**Problem requirements:** List each line holding the string "Spring".

Lines of data
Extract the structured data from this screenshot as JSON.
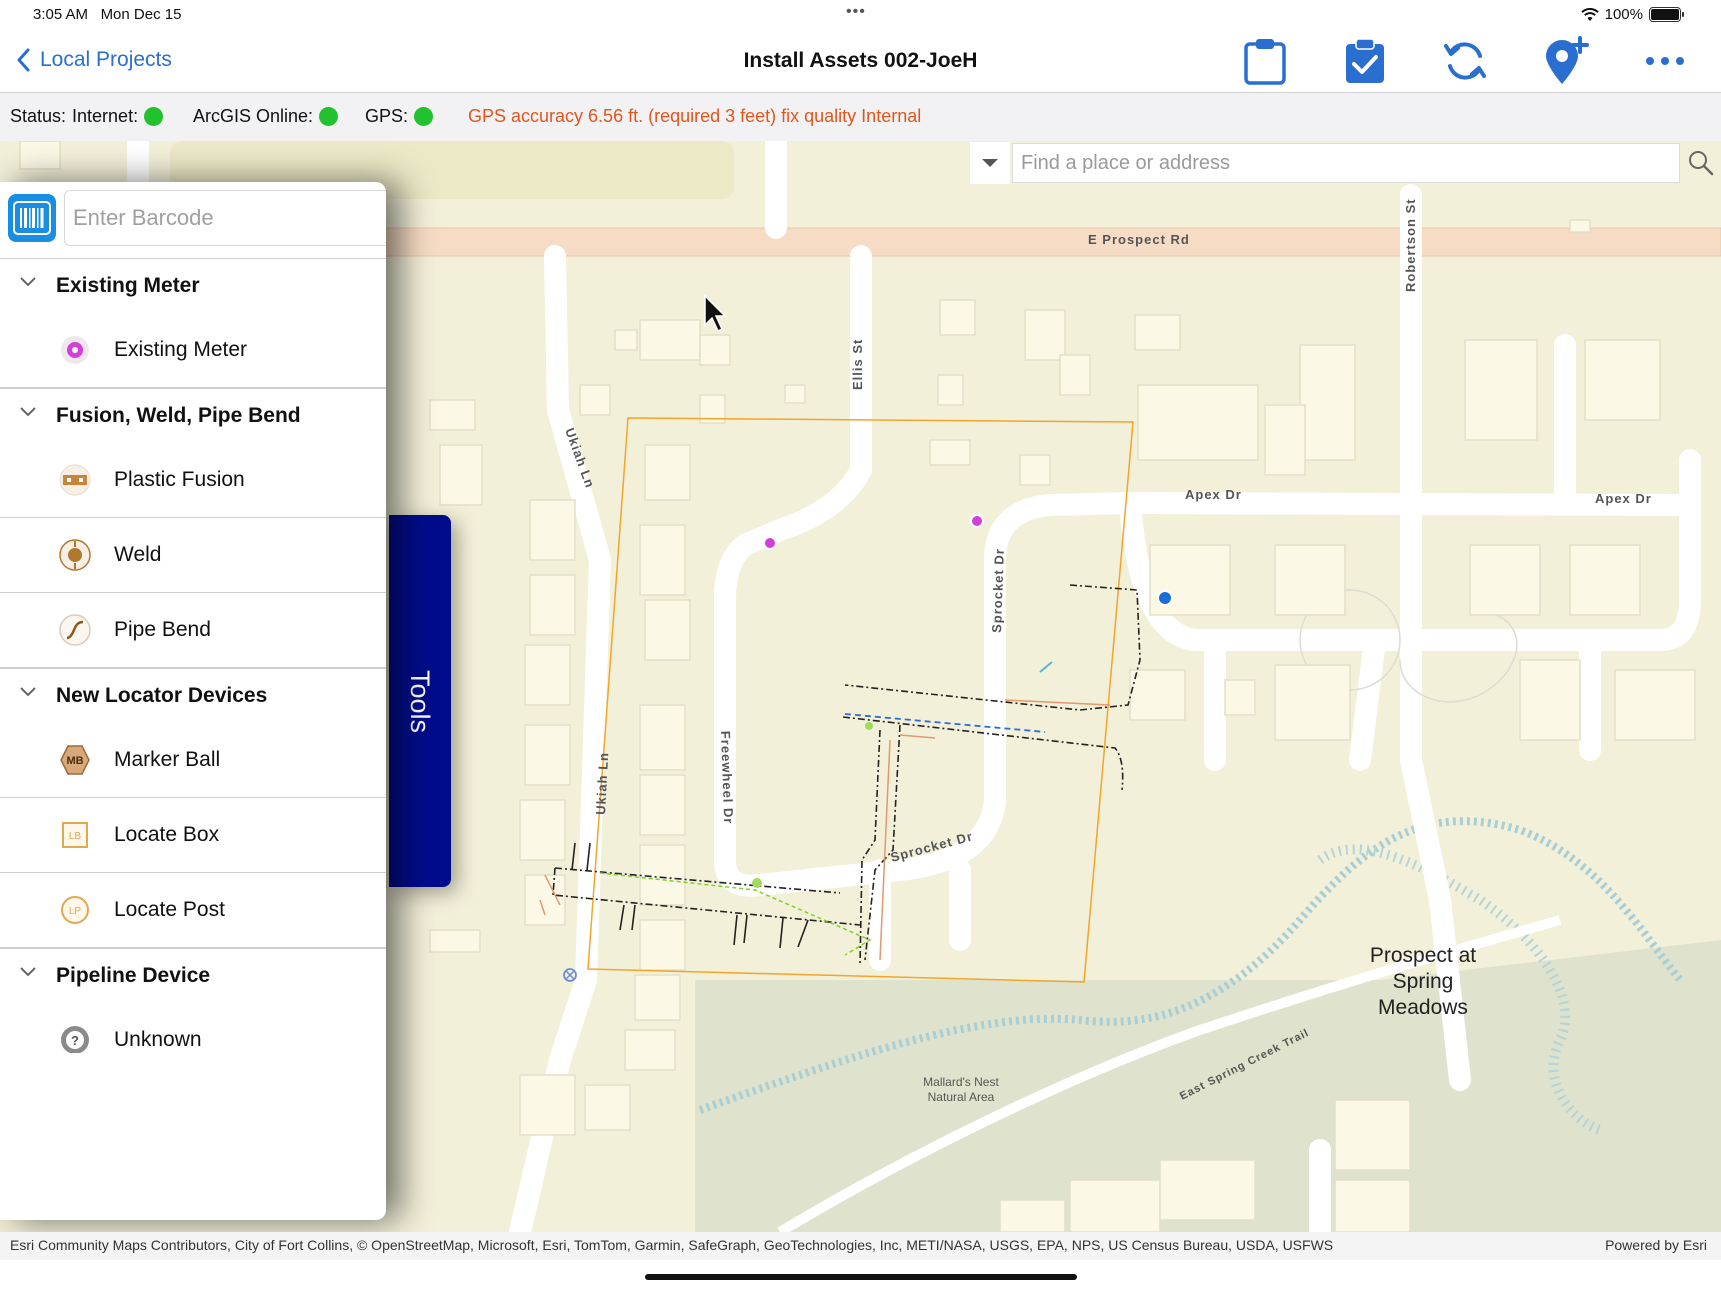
{
  "status_bar": {
    "time": "3:05 AM",
    "date": "Mon Dec 15",
    "battery": "100%"
  },
  "nav": {
    "back_label": "Local Projects",
    "title": "Install Assets 002-JoeH",
    "icons": [
      "clipboard-icon",
      "checklist-icon",
      "sync-icon",
      "add-location-icon",
      "more-icon"
    ]
  },
  "status_line": {
    "status_label": "Status:",
    "internet_label": "Internet:",
    "arcgis_label": "ArcGIS Online:",
    "gps_label": "GPS:",
    "gps_message": "GPS accuracy 6.56 ft. (required 3 feet) fix quality Internal",
    "indicator_color": "#22c22e"
  },
  "search": {
    "placeholder": "Find a place or address"
  },
  "barcode": {
    "placeholder": "Enter Barcode"
  },
  "panel": {
    "sections": [
      {
        "title": "Existing Meter",
        "items": [
          {
            "label": "Existing Meter",
            "icon": "meter-icon"
          }
        ]
      },
      {
        "title": "Fusion, Weld, Pipe Bend",
        "items": [
          {
            "label": "Plastic Fusion",
            "icon": "plastic-fusion-icon"
          },
          {
            "label": "Weld",
            "icon": "weld-icon"
          },
          {
            "label": "Pipe Bend",
            "icon": "pipe-bend-icon"
          }
        ]
      },
      {
        "title": "New Locator Devices",
        "items": [
          {
            "label": "Marker Ball",
            "icon": "marker-ball-icon",
            "badge": "MB"
          },
          {
            "label": "Locate Box",
            "icon": "locate-box-icon",
            "badge": "LB"
          },
          {
            "label": "Locate Post",
            "icon": "locate-post-icon",
            "badge": "LP"
          }
        ]
      },
      {
        "title": "Pipeline Device",
        "items": [
          {
            "label": "Unknown",
            "icon": "unknown-device-icon"
          }
        ]
      }
    ]
  },
  "tools_label": "Tools",
  "map": {
    "streets": {
      "prospect": "E Prospect Rd",
      "robertson": "Robertson St",
      "ellis": "Ellis St",
      "ukiah": "Ukiah Ln",
      "ukiah2": "Ukiah Ln",
      "apex1": "Apex Dr",
      "apex2": "Apex Dr",
      "sprocket1": "Sprocket Dr",
      "sprocket2": "Sprocket Dr",
      "freewheel": "Freewheel Dr",
      "trail": "East Spring Creek Trail"
    },
    "places": {
      "prospect_meadows_1": "Prospect at",
      "prospect_meadows_2": "Spring",
      "prospect_meadows_3": "Meadows",
      "mallards_1": "Mallard's Nest",
      "mallards_2": "Natural Area"
    }
  },
  "attribution": {
    "left": "Esri Community Maps Contributors, City of Fort Collins, © OpenStreetMap, Microsoft, Esri, TomTom, Garmin, SafeGraph, GeoTechnologies, Inc, METI/NASA, USGS, EPA, NPS, US Census Bureau, USDA, USFWS",
    "right": "Powered by Esri"
  }
}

**Solution below:**
      "trail": "East Spring Creek Trail"
      "prospect_meadows_2": "Spring",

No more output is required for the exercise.